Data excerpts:
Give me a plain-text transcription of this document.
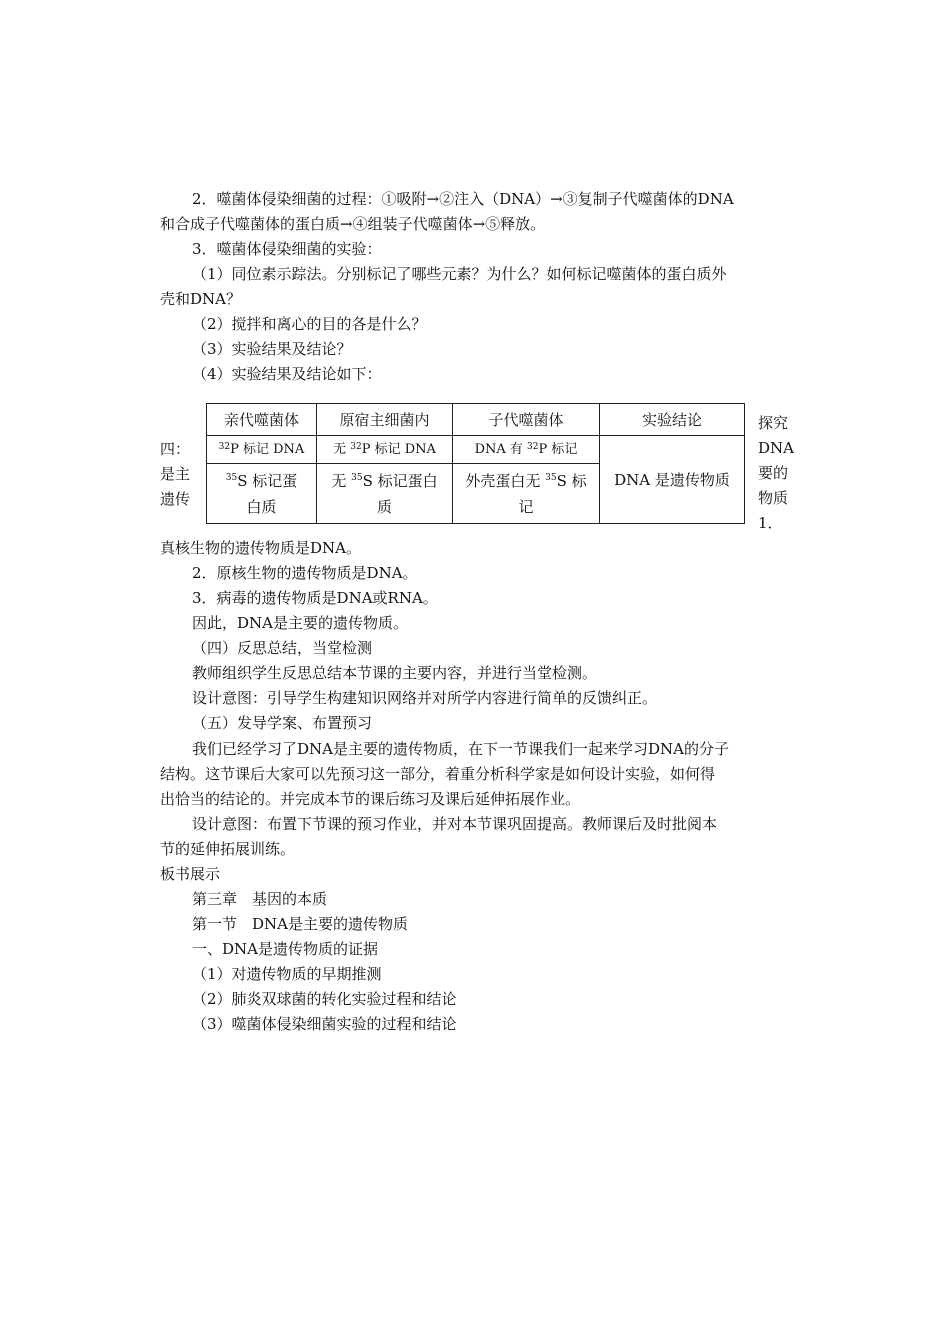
2．噬菌体侵染细菌的过程：①吸附→②注入（DNA）→③复制子代噬菌体的DNA
和合成子代噬菌体的蛋白质→④组装子代噬菌体→⑤释放。
3．噬菌体侵染细菌的实验：
（1）同位素示踪法。分别标记了哪些元素？为什么？如何标记噬菌体的蛋白质外
壳和DNA？
（2）搅拌和离心的目的各是什么？
（3）实验结果及结论？
（4）实验结果及结论如下：
四：
是主
遗传
探究
DNA
要的
物质
1．
亲代噬菌体	原宿主细菌内	子代噬菌体	实验结论
$^{32}$P 标记 DNA	无 $^{32}$P 标记 DNA	DNA 有 $^{32}$P 标记	DNA 是遗传物质
$^{35}$S 标记蛋白质	无 $^{35}$S 标记蛋白质	外壳蛋白无 $^{35}$S 标记	
真核生物的遗传物质是DNA。
2．原核生物的遗传物质是DNA。
3．病毒的遗传物质是DNA或RNA。
因此，DNA是主要的遗传物质。
（四）反思总结，当堂检测
教师组织学生反思总结本节课的主要内容，并进行当堂检测。
设计意图：引导学生构建知识网络并对所学内容进行简单的反馈纠正。
（五）发导学案、布置预习
我们已经学习了DNA是主要的遗传物质，在下一节课我们一起来学习DNA的分子
结构。这节课后大家可以先预习这一部分，着重分析科学家是如何设计实验，如何得
出恰当的结论的。并完成本节的课后练习及课后延伸拓展作业。
设计意图：布置下节课的预习作业，并对本节课巩固提高。教师课后及时批阅本
节的延伸拓展训练。
板书展示
第三章　基因的本质
第一节　DNA是主要的遗传物质
一、DNA是遗传物质的证据
（1）对遗传物质的早期推测
（2）肺炎双球菌的转化实验过程和结论
（3）噬菌体侵染细菌实验的过程和结论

#### THE TASK
Without the pictures, transcribe the listing above exactly.

#### OUTPUT FOR THIS EXERCISE
Give me a plain-text transcription of this document.
2．噬菌体侵染细菌的过程：①吸附→②注入（DNA）→③复制子代噬菌体的DNA
和合成子代噬菌体的蛋白质→④组装子代噬菌体→⑤释放。
3．噬菌体侵染细菌的实验：
（1）同位素示踪法。分别标记了哪些元素？为什么？如何标记噬菌体的蛋白质外
壳和DNA？
（2）搅拌和离心的目的各是什么？
（3）实验结果及结论？
（4）实验结果及结论如下：
四：
是主
遗传
探究
DNA
要的
物质
1．
亲代噬菌体	原宿主细菌内	子代噬菌体	实验结论
$^{32}$P 标记 DNA	无 $^{32}$P 标记 DNA	DNA 有 $^{32}$P 标记	DNA 是遗传物质
$^{35}$S 标记蛋白质	无 $^{35}$S 标记蛋白质	外壳蛋白无 $^{35}$S 标记	
真核生物的遗传物质是DNA。
2．原核生物的遗传物质是DNA。
3．病毒的遗传物质是DNA或RNA。
因此，DNA是主要的遗传物质。
（四）反思总结，当堂检测
教师组织学生反思总结本节课的主要内容，并进行当堂检测。
设计意图：引导学生构建知识网络并对所学内容进行简单的反馈纠正。
（五）发导学案、布置预习
我们已经学习了DNA是主要的遗传物质，在下一节课我们一起来学习DNA的分子
结构。这节课后大家可以先预习这一部分，着重分析科学家是如何设计实验，如何得
出恰当的结论的。并完成本节的课后练习及课后延伸拓展作业。
设计意图：布置下节课的预习作业，并对本节课巩固提高。教师课后及时批阅本
节的延伸拓展训练。
板书展示
第三章　基因的本质
第一节　DNA是主要的遗传物质
一、DNA是遗传物质的证据
（1）对遗传物质的早期推测
（2）肺炎双球菌的转化实验过程和结论
（3）噬菌体侵染细菌实验的过程和结论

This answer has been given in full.